(TEXT EXTRACT):
So You're Not Having Kids?

I was reading this Months PARENTS or PARENTING or whatever it was, flipping through it much more casually than I did the first time around. The first time around, with #1 I read it like it was the bible. I read it by AGE, I re-read and re-read what to do, what not to do, what to look for, what is dangerous, what is not dangerous but people say is dangerous, what the old wives tales are, and how to get back into the mood to have sex again when all you want to do is sleep (all parenting magazines have this advice. This is how I know that they are written by MEN)....
ANYWAY
There was this article, about "What your friends without kids are tired of". Or something like that. It was actually pretty good, as sort of annoying as it struck me. There were lots of handy things in there that I suppose those of us with kids just forget, or ignore as we deal with our other friends, those without kids. And one of the most striking things was the part about "your friends who don't want to have kids so quit hassling them."
I think what happens is that before you have kids, you stand on one shore (this is a metaphor). And everything is cool, and everything is good. I was pretty damn happy on that shore. But then you make this journey, and a LOT of the journey fucking sucks. It sucks ASS at times. But on the other side, well there is stuff you didn't know about. And while it's not all good, it is amazing. It's so much deeper and more engrossing than anything you ever felt in your life,
you just assume that other people will want to come to that place with you.

(EXERCISE 1):
Please revise the records from the first line to the line containing "- word-slot-row: [698, 531, 828, 559]", replacing "letter-slot" with "letter-box" and leaving everything else unchanged.
The blog post and the records are unrelated.

(RAW DATA):
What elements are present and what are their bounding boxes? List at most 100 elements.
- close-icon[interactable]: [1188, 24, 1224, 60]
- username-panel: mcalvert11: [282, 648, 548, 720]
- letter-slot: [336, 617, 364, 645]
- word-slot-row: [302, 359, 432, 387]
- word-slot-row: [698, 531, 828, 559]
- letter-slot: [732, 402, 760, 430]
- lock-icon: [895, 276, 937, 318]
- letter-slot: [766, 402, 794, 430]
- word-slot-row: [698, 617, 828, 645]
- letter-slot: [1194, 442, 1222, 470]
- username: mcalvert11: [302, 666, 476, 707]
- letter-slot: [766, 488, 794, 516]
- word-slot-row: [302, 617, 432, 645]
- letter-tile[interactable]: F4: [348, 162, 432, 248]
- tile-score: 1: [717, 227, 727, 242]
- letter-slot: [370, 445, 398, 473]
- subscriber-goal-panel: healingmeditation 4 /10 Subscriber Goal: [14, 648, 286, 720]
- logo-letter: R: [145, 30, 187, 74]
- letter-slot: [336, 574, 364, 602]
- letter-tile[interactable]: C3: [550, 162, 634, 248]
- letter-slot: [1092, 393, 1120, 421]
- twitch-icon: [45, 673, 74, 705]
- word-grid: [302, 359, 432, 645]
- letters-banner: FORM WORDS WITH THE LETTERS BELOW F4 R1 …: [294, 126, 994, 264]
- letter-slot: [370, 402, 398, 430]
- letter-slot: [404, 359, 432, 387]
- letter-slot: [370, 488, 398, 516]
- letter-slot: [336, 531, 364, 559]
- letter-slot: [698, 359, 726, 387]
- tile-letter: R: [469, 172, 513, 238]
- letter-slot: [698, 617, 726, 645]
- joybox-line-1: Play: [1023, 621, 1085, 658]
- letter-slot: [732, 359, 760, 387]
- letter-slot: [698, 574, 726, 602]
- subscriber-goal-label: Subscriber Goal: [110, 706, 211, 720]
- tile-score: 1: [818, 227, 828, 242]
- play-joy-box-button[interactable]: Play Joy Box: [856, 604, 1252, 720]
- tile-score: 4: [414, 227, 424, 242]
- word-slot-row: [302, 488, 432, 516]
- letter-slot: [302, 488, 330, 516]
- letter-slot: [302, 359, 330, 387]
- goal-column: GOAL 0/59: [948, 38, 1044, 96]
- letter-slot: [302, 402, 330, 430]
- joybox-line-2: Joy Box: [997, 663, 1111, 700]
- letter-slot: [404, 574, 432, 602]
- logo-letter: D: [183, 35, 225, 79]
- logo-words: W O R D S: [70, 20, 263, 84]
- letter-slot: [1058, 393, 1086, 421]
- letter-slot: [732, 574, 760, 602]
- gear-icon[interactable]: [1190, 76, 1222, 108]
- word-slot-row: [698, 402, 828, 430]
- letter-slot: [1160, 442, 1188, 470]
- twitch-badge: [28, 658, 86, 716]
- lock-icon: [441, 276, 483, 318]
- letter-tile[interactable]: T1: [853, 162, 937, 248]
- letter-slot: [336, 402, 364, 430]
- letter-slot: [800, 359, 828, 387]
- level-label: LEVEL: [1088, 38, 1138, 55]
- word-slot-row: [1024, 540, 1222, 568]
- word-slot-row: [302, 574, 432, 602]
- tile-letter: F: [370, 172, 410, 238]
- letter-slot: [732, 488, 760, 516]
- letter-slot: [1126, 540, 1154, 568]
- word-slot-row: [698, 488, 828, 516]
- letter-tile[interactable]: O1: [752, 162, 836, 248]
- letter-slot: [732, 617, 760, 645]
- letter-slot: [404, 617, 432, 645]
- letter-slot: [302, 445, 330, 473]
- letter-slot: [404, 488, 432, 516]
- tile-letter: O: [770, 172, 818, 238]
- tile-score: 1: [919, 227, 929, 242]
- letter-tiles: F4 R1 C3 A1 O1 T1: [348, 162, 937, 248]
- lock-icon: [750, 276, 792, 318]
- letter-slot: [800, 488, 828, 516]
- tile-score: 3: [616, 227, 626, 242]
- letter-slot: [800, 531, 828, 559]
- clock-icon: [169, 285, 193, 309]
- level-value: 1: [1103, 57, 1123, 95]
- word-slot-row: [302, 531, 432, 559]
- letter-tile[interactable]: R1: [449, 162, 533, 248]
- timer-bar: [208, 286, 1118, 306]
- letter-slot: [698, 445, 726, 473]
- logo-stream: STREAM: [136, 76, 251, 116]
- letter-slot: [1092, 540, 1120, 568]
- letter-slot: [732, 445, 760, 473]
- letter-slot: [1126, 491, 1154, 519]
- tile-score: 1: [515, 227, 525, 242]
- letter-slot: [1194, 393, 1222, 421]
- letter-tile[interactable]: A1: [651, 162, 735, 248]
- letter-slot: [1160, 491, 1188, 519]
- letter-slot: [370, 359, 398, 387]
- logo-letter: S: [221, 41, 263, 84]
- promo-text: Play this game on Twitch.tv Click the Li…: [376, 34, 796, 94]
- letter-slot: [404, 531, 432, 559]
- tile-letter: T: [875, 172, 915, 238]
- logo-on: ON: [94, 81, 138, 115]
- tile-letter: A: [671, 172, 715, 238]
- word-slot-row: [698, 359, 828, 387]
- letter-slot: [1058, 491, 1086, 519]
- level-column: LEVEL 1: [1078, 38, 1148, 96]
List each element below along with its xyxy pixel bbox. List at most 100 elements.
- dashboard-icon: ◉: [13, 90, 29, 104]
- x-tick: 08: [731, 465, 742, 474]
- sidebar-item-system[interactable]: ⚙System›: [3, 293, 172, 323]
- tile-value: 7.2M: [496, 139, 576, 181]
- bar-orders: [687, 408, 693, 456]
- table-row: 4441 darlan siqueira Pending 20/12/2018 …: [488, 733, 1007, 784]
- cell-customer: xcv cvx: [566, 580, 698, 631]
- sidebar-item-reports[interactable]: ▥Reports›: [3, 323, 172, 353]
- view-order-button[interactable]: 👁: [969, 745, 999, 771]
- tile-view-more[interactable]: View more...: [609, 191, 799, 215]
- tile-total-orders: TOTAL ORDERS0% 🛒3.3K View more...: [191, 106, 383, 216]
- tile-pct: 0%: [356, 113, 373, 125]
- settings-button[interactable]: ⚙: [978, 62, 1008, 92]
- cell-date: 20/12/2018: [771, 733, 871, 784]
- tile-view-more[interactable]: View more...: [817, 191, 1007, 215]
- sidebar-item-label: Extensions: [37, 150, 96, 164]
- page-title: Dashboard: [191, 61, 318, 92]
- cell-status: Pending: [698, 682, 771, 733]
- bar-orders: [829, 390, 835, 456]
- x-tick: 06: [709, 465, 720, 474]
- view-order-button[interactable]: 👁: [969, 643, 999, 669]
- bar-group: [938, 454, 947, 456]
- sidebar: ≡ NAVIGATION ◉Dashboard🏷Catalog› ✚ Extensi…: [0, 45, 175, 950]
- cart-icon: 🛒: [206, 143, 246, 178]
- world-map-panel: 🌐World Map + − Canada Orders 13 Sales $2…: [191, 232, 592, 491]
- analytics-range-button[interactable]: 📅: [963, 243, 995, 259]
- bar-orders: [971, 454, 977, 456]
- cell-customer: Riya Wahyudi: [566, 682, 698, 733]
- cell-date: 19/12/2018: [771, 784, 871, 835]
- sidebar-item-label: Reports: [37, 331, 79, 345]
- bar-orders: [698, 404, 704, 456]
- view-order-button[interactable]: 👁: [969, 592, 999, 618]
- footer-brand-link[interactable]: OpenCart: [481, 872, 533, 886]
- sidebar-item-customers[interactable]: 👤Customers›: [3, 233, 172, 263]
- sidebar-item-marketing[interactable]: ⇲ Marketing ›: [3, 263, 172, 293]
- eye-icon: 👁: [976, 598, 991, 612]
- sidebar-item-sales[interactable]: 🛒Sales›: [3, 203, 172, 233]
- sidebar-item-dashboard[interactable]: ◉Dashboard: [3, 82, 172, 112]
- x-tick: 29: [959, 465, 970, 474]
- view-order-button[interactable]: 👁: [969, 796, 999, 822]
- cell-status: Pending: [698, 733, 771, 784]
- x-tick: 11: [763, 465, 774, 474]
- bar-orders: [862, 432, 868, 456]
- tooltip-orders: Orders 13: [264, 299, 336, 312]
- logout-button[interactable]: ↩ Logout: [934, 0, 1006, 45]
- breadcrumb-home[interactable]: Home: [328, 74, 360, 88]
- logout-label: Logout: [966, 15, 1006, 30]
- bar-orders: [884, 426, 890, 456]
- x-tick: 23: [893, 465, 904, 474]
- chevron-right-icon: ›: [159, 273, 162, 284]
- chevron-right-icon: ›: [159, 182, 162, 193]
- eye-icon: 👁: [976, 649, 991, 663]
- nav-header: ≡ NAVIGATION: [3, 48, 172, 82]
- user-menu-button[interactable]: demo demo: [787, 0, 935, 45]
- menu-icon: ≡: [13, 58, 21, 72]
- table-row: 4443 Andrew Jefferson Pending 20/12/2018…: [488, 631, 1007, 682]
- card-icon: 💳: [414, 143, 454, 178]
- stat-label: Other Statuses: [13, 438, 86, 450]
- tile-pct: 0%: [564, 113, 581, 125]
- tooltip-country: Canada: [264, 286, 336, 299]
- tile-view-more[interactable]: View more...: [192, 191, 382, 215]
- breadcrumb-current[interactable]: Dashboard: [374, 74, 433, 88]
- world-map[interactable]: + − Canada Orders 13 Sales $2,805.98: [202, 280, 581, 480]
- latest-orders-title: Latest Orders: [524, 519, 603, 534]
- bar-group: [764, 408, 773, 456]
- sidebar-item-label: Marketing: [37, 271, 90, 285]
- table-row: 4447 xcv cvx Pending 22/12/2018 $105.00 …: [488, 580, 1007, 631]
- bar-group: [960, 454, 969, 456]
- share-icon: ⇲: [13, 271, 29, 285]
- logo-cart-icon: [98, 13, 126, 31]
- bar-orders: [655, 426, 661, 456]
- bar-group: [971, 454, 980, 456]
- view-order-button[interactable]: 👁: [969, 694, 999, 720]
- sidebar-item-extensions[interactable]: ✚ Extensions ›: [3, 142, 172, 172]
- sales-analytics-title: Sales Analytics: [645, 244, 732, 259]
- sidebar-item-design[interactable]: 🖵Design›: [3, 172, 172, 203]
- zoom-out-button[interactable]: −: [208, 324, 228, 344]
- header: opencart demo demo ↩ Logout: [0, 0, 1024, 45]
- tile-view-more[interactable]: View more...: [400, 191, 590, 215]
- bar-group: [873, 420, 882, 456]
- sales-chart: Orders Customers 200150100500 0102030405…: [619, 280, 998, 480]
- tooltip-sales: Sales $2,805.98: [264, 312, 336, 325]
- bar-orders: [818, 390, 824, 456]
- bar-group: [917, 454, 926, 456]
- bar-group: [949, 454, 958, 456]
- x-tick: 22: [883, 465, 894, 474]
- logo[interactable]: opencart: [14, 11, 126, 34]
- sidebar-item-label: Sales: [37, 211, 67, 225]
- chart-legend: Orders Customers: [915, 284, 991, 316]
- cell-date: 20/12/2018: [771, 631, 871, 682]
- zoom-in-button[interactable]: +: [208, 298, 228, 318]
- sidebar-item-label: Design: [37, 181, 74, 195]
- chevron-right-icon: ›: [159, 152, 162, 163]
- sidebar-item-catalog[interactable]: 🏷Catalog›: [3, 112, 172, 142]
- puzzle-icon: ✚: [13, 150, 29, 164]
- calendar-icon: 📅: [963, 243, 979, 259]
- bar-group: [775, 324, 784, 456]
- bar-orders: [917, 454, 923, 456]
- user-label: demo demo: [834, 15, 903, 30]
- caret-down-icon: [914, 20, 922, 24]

(EXERCISE 2):
Print the passage of the blog post from "I was reading" to "written by MEN)...." word for word.

(FINAL RESULT 1):
What elements are present and what are their bounding boxes? List at most 100 elements.
- close-icon[interactable]: [1188, 24, 1224, 60]
- username-panel: mcalvert11: [282, 648, 548, 720]
- letter-box: [336, 617, 364, 645]
- word-slot-row: [302, 359, 432, 387]
- word-slot-row: [698, 531, 828, 559]

(FINAL RESULT 2):
I was reading this Months PARENTS or PARENTING or whatever it was, flipping through it much more casually than I did the first time around. The first time around, with #1 I read it like it was the bible. I read it by AGE, I re-read and re-read what to do, what not to do, what to look for, what is dangerous, what is not dangerous but people say is dangerous, what the old wives tales are, and how to get back into the mood to have sex again when all you want to do is sleep (all parenting magazines have this advice. This is how I know that they are written by MEN)....